What you should do :: Swap every "interactable" in the data below for "clickable" and reproduce the rest unchanged. Leave the pictures out of your answer.

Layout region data
BEGIN

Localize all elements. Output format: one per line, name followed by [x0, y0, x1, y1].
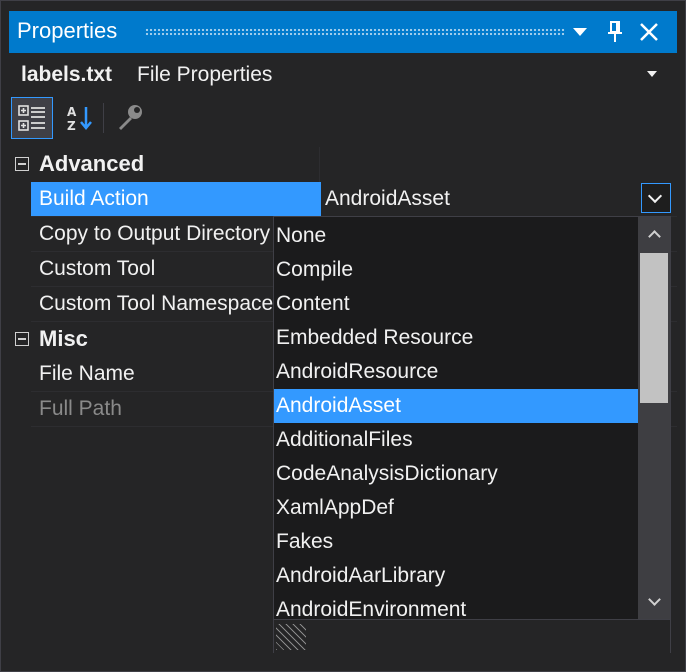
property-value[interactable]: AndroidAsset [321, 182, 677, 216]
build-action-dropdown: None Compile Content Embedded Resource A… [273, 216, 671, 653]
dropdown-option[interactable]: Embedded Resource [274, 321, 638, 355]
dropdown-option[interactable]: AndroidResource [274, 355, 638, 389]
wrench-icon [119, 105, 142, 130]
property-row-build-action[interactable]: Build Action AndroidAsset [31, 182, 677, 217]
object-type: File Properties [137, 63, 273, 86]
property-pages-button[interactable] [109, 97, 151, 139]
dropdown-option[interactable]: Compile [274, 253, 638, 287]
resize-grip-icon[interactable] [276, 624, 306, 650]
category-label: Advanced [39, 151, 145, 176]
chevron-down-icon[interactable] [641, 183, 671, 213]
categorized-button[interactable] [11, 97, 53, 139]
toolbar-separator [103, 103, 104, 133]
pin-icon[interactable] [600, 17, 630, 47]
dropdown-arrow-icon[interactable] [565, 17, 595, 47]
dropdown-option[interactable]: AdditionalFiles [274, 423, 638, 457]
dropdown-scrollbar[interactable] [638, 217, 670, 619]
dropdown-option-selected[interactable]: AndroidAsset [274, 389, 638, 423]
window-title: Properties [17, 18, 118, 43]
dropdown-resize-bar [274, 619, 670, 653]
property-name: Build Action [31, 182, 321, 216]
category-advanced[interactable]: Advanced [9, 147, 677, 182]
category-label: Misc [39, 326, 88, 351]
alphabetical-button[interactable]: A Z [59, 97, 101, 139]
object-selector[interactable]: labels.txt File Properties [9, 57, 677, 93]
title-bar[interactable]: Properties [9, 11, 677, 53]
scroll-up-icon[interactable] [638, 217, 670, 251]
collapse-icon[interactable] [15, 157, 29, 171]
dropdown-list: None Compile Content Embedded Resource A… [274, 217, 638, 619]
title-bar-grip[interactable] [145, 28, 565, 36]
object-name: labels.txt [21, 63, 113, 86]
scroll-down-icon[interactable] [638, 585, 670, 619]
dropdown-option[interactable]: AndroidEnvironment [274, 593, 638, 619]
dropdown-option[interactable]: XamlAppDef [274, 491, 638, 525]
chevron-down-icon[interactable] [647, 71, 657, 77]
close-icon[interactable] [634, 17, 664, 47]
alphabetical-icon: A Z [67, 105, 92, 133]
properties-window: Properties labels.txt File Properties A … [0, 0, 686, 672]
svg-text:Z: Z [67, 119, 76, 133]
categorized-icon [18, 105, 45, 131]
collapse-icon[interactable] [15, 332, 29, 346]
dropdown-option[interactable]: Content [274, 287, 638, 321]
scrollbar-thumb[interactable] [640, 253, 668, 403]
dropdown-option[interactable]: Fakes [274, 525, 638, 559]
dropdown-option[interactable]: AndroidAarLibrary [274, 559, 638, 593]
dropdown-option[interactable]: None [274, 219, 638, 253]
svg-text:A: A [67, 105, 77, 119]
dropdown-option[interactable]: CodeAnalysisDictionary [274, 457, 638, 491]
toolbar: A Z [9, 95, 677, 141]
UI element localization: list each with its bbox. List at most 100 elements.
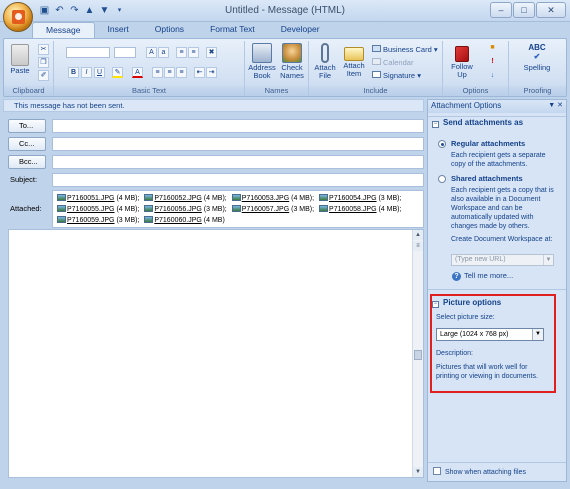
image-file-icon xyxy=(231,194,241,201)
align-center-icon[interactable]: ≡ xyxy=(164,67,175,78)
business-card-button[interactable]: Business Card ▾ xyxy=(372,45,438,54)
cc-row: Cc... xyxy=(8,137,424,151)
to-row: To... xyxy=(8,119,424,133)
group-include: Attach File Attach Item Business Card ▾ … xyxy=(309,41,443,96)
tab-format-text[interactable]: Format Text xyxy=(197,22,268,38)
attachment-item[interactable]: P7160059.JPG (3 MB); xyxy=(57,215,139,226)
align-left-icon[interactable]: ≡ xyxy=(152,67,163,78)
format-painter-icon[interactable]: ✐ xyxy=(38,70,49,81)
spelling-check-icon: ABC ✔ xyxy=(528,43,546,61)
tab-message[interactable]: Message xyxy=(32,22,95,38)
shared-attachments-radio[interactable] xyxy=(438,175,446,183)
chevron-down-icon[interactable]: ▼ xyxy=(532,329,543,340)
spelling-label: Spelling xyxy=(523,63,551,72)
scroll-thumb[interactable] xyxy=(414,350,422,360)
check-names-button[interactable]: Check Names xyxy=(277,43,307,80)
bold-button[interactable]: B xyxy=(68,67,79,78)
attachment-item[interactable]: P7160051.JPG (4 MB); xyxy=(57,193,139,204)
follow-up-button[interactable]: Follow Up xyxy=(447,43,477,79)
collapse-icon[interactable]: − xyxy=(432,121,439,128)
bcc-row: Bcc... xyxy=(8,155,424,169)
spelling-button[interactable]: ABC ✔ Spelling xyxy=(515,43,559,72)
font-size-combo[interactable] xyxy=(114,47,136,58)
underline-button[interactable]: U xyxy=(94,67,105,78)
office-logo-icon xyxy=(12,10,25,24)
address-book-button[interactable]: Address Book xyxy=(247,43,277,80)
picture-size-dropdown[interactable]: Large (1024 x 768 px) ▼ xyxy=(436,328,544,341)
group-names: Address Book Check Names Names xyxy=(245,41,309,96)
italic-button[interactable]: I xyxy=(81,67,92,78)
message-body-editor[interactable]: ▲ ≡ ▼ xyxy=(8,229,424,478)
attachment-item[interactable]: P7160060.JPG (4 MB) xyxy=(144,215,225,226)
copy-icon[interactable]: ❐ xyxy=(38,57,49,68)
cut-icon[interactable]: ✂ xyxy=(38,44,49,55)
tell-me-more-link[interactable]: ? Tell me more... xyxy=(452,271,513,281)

END

Task result ::
Localize all elements. Output format: one per line, name followed by [x0, y0, x1, y1].
property-value[clickable]: AndroidAsset [321, 182, 677, 216]
build-action-dropdown: None Compile Content Embedded Resource A… [273, 216, 671, 653]
dropdown-option[clickable]: Embedded Resource [274, 321, 638, 355]
dropdown-option[clickable]: AndroidResource [274, 355, 638, 389]
wrench-icon [119, 105, 142, 130]
property-row-build-action[clickable]: Build Action AndroidAsset [31, 182, 677, 217]
object-type: File Properties [137, 63, 273, 86]
property-pages-button[clickable] [109, 97, 151, 139]
dropdown-option[clickable]: Compile [274, 253, 638, 287]
resize-grip-icon[clickable] [276, 624, 306, 650]
category-label: Advanced [39, 151, 145, 176]
chevron-down-icon[clickable] [641, 183, 671, 213]
categorized-button[clickable] [11, 97, 53, 139]
toolbar-separator [103, 103, 104, 133]
pin-icon[clickable] [600, 17, 630, 47]
dropdown-arrow-icon[clickable] [565, 17, 595, 47]
dropdown-option[clickable]: AdditionalFiles [274, 423, 638, 457]
dropdown-scrollbar[clickable] [638, 217, 670, 619]
dropdown-option-selected[clickable]: AndroidAsset [274, 389, 638, 423]
window-title: Properties [17, 18, 118, 43]
dropdown-resize-bar [274, 619, 670, 653]
property-name: Build Action [31, 182, 321, 216]
category-advanced[clickable]: Advanced [9, 147, 677, 182]
category-label: Misc [39, 326, 88, 351]
alphabetical-button[clickable]: A Z [59, 97, 101, 139]
object-selector[clickable]: labels.txt File Properties [9, 57, 677, 93]
title-bar[clickable]: Properties [9, 11, 677, 53]
scroll-up-icon[clickable] [638, 217, 670, 251]
collapse-icon[clickable] [15, 157, 29, 171]
dropdown-list: None Compile Content Embedded Resource A… [274, 217, 638, 619]
title-bar-grip[clickable] [145, 28, 565, 36]
object-name: labels.txt [21, 63, 113, 86]
scroll-down-icon[clickable] [638, 585, 670, 619]
dropdown-option[clickable]: AndroidEnvironment [274, 593, 638, 619]
dropdown-option[clickable]: XamlAppDef [274, 491, 638, 525]
chevron-down-icon[clickable] [647, 71, 657, 77]
close-icon[clickable] [634, 17, 664, 47]
alphabetical-icon: A Z [67, 105, 92, 133]
properties-window: Properties labels.txt File Properties A … [0, 0, 686, 672]
svg-text:Z: Z [67, 119, 76, 133]
categorized-icon [18, 105, 45, 131]
collapse-icon[clickable] [15, 332, 29, 346]
dropdown-option[clickable]: Content [274, 287, 638, 321]
scrollbar-thumb[clickable] [640, 253, 668, 403]
dropdown-option[clickable]: Fakes [274, 525, 638, 559]
dropdown-option[clickable]: AndroidAarLibrary [274, 559, 638, 593]
dropdown-option[clickable]: None [274, 219, 638, 253]
svg-text:A: A [67, 105, 77, 119]
dropdown-option[clickable]: CodeAnalysisDictionary [274, 457, 638, 491]
toolbar: A Z [9, 95, 677, 141]
UI element localization: list each with its bbox. List at most 100 elements.
image-file-icon xyxy=(231,194,241,201)
align-center-icon[clickable]: ≡ xyxy=(164,67,175,78)
business-card-button[clickable]: Business Card ▾ xyxy=(372,45,438,54)
cc-row: Cc... xyxy=(8,137,424,151)
to-row: To... xyxy=(8,119,424,133)
group-include: Attach File Attach Item Business Card ▾ … xyxy=(309,41,443,96)
tab-format-text[clickable]: Format Text xyxy=(197,22,268,38)
attachment-item[clickable]: P7160059.JPG (3 MB); xyxy=(57,215,139,226)
align-left-icon[clickable]: ≡ xyxy=(152,67,163,78)
format-painter-icon[clickable]: ✐ xyxy=(38,70,49,81)
spelling-check-icon: ABC ✔ xyxy=(528,43,546,61)
tab-message[clickable]: Message xyxy=(32,22,95,38)
shared-attachments-radio[clickable] xyxy=(438,175,446,183)
chevron-down-icon[clickable]: ▼ xyxy=(532,329,543,340)
spelling-label: Spelling xyxy=(523,63,551,72)
scroll-thumb[clickable] xyxy=(414,350,422,360)
check-names-button[clickable]: Check Names xyxy=(277,43,307,80)
bold-button[clickable]: B xyxy=(68,67,79,78)
attachment-item[clickable]: P7160051.JPG (4 MB); xyxy=(57,193,139,204)
follow-up-button[clickable]: Follow Up xyxy=(447,43,477,79)
collapse-icon[clickable]: − xyxy=(432,121,439,128)
bcc-row: Bcc... xyxy=(8,155,424,169)
spelling-button[clickable]: ABC ✔ Spelling xyxy=(515,43,559,72)
font-size-combo[clickable] xyxy=(114,47,136,58)
underline-button[clickable]: U xyxy=(94,67,105,78)
office-logo-icon xyxy=(12,10,25,24)
address-book-button[clickable]: Address Book xyxy=(247,43,277,80)
picture-size-dropdown[clickable]: Large (1024 x 768 px) ▼ xyxy=(436,328,544,341)
group-names: Address Book Check Names Names xyxy=(245,41,309,96)
italic-button[clickable]: I xyxy=(81,67,92,78)
message-body-editor[clickable]: ▲ ≡ ▼ xyxy=(8,229,424,478)
attachment-item[clickable]: P7160060.JPG (4 MB) xyxy=(144,215,225,226)
copy-icon[clickable]: ❐ xyxy=(38,57,49,68)
cut-icon[clickable]: ✂ xyxy=(38,44,49,55)
tell-me-more-link[clickable]: ? Tell me more... xyxy=(452,271,513,281)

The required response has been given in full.